— Given exercise —
Every line that includes the word "true" is to be listed.

— Data for processing —
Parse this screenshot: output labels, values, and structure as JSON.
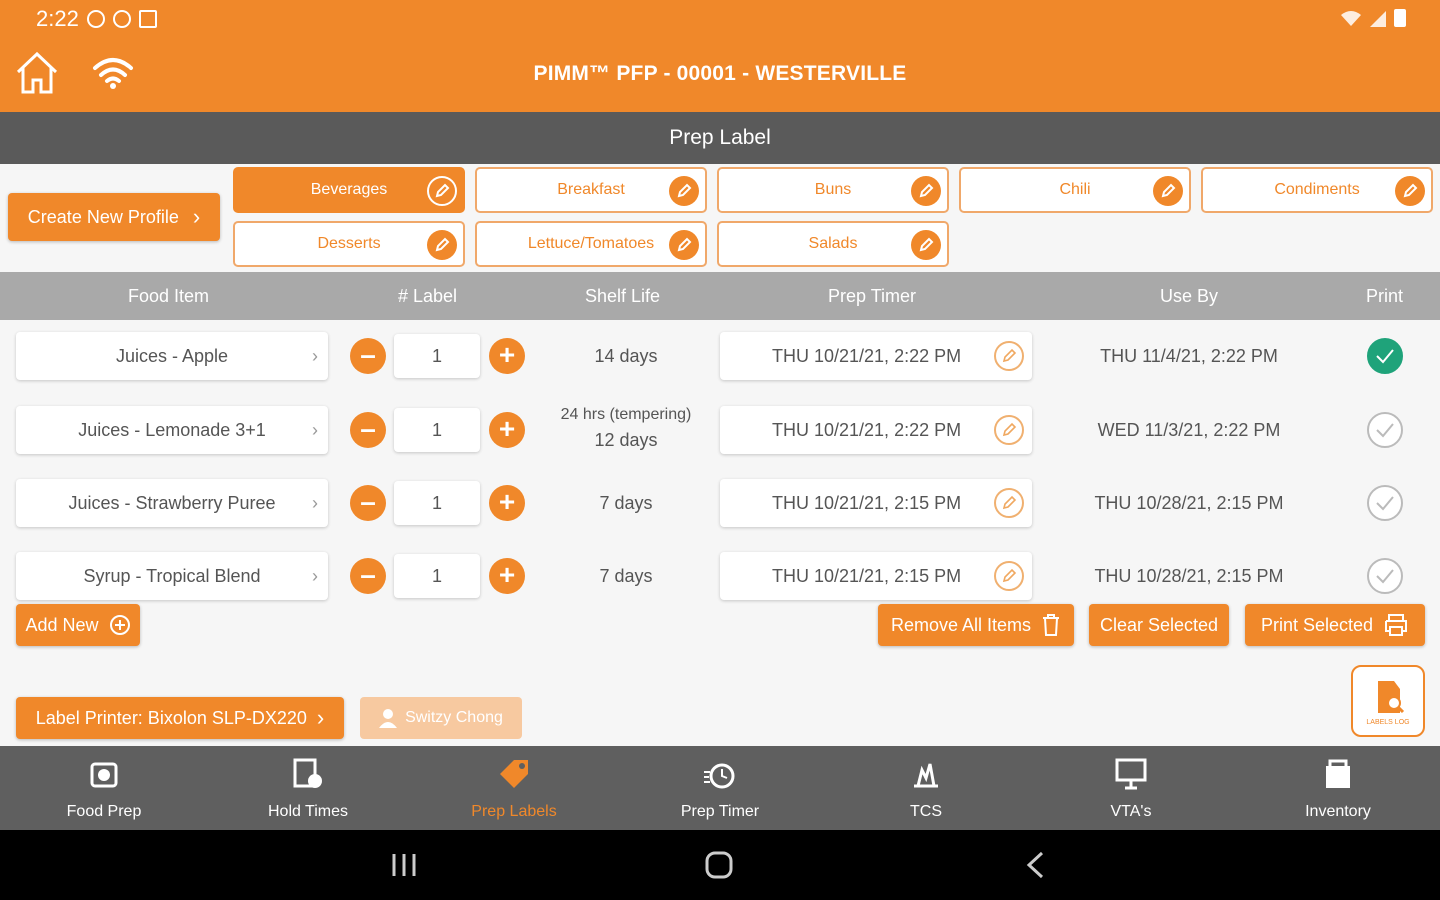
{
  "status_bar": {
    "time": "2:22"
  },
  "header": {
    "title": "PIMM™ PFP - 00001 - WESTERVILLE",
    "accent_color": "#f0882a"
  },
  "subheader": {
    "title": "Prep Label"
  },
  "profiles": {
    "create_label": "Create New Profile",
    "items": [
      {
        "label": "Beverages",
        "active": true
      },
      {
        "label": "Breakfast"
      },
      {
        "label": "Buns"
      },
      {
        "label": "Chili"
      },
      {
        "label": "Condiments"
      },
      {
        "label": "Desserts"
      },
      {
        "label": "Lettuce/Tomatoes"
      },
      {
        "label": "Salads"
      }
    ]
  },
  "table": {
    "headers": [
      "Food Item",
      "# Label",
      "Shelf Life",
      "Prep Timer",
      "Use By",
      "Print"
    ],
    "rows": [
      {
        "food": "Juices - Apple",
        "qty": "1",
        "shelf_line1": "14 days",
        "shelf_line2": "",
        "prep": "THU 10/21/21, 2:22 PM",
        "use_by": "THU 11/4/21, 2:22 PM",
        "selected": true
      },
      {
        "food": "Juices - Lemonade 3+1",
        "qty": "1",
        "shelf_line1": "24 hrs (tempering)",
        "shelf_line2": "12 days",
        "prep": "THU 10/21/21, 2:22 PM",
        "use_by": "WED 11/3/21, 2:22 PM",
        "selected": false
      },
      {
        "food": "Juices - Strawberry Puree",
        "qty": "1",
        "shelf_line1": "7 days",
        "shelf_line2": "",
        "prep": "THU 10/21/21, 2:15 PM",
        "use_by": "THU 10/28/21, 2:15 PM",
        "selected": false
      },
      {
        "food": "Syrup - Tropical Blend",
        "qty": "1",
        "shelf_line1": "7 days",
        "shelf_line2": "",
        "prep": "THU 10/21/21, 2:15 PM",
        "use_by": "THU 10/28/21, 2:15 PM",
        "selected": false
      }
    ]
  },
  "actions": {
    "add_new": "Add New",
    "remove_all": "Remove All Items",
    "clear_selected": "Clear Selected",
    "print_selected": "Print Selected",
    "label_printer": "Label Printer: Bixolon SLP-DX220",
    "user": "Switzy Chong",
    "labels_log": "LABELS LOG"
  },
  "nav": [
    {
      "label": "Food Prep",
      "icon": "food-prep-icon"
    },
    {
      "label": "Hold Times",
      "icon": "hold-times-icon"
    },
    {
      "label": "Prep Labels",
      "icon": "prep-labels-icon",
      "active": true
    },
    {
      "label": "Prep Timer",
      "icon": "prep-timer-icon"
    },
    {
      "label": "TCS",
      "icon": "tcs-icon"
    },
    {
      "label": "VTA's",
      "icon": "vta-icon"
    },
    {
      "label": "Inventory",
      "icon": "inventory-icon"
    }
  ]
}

* * *

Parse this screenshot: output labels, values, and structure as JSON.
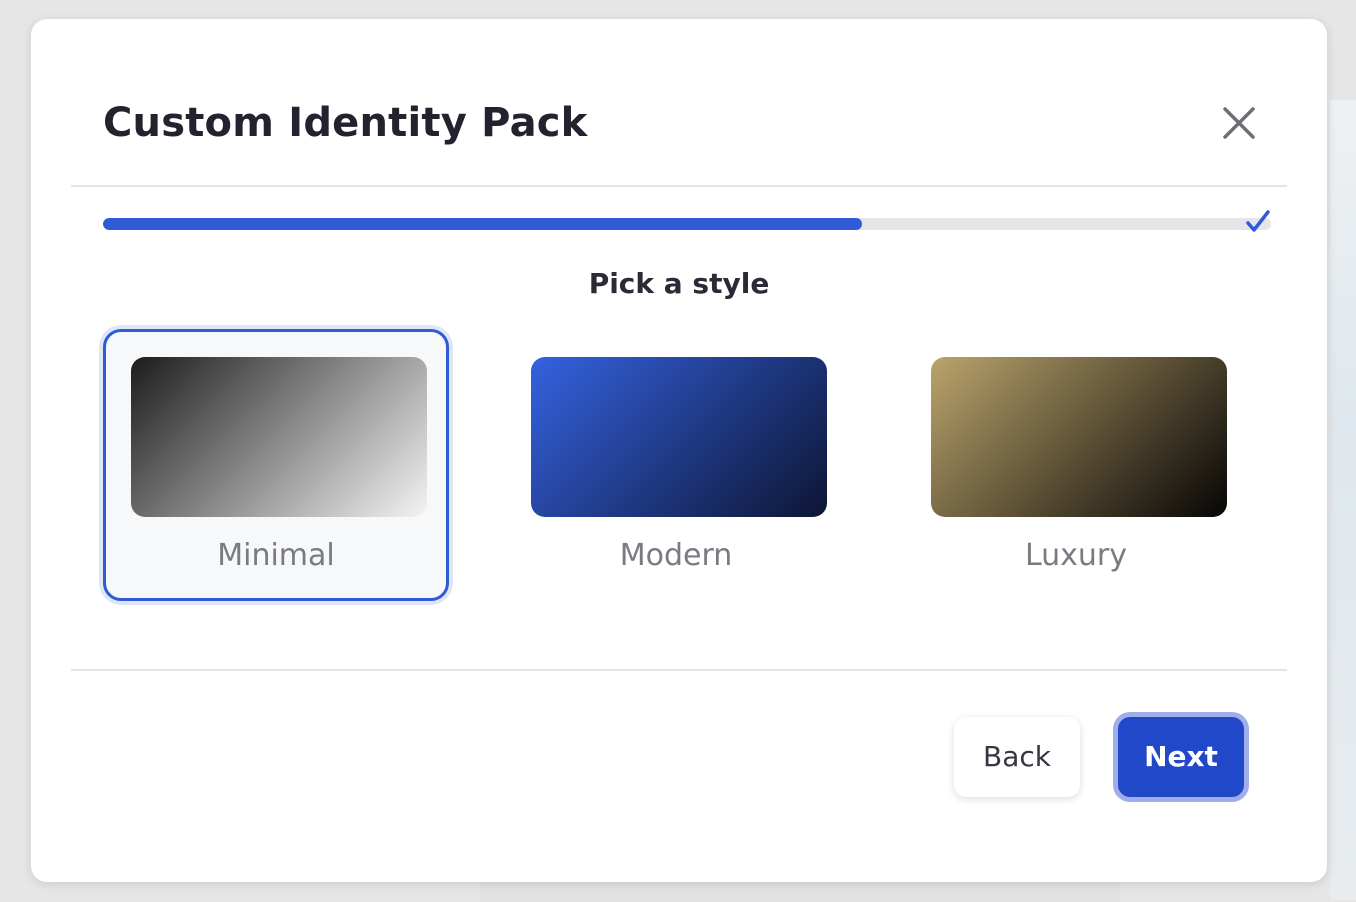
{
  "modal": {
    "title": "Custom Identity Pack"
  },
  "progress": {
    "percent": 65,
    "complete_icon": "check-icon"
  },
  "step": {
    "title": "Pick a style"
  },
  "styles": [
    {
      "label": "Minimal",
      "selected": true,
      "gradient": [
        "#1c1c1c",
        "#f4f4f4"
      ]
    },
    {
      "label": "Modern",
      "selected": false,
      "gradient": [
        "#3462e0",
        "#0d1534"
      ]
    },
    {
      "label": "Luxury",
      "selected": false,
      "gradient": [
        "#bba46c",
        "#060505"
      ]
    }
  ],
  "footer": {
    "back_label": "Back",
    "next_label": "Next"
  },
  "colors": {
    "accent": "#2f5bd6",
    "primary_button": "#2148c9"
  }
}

— Solution below —
        "active": true
        "selected": true
      "active": true
      "selected": true,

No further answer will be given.